— WHAT YOU SHOULD DO —
Which lines of the material below contain the word "insulating"? Pull out each of them.

* Begin TASK DATA *

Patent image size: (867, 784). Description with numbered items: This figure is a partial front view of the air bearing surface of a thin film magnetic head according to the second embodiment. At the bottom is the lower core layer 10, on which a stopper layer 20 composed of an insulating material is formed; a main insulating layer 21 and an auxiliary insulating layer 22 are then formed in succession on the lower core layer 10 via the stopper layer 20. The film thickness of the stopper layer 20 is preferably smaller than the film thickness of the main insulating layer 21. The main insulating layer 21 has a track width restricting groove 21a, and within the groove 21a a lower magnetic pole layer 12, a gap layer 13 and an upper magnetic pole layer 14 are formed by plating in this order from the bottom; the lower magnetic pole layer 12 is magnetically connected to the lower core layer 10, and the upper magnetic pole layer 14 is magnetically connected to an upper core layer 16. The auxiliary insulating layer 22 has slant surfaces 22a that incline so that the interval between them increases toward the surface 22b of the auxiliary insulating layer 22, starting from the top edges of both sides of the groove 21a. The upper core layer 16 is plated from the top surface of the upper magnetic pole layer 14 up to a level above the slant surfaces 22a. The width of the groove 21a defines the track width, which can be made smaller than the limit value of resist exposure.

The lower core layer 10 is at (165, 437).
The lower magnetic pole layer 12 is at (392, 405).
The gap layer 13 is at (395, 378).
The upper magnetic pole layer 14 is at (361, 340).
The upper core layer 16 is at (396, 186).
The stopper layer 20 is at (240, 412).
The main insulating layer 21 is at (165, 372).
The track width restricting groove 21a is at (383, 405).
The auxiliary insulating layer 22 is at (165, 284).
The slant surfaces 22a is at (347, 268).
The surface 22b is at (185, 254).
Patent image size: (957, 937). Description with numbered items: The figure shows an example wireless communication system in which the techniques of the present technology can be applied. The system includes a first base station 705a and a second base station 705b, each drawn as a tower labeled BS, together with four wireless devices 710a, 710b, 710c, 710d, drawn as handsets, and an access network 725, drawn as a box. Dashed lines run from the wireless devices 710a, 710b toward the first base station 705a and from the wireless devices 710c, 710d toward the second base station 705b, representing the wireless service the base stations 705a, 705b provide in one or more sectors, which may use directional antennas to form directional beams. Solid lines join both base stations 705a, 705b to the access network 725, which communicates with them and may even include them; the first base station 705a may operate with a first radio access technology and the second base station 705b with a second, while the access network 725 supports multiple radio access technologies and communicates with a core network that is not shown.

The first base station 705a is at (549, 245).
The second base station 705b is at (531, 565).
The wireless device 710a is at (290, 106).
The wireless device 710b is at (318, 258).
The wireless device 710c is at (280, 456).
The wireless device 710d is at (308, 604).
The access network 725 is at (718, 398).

* End TASK DATA *

— OUTPUT FOR THIS EXERCISE —
Patent image size: (867, 784). Description with numbered items: This figure is a partial front view of the air bearing surface of a thin film magnetic head according to the second embodiment. At the bottom is the lower core layer 10, on which a stopper layer 20 composed of an insulating material is formed; a main insulating layer 21 and an auxiliary insulating layer 22 are then formed in succession on the lower core layer 10 via the stopper layer 20. The film thickness of the stopper layer 20 is preferably smaller than the film thickness of the main insulating layer 21. The main insulating layer 21 has a track width restricting groove 21a, and within the groove 21a a lower magnetic pole layer 12, a gap layer 13 and an upper magnetic pole layer 14 are formed by plating in this order from the bottom; the lower magnetic pole layer 12 is magnetically connected to the lower core layer 10, and the upper magnetic pole layer 14 is magnetically connected to an upper core layer 16. The auxiliary insulating layer 22 has slant surfaces 22a that incline so that the interval between them increases toward the surface 22b of the auxiliary insulating layer 22, starting from the top edges of both sides of the groove 21a. The upper core layer 16 is plated from the top surface of the upper magnetic pole layer 14 up to a level above the slant surfaces 22a. The width of the groove 21a defines the track width, which can be made smaller than the limit value of resist exposure.
The main insulating layer 21 is at (165, 372).
The auxiliary insulating layer 22 is at (165, 284).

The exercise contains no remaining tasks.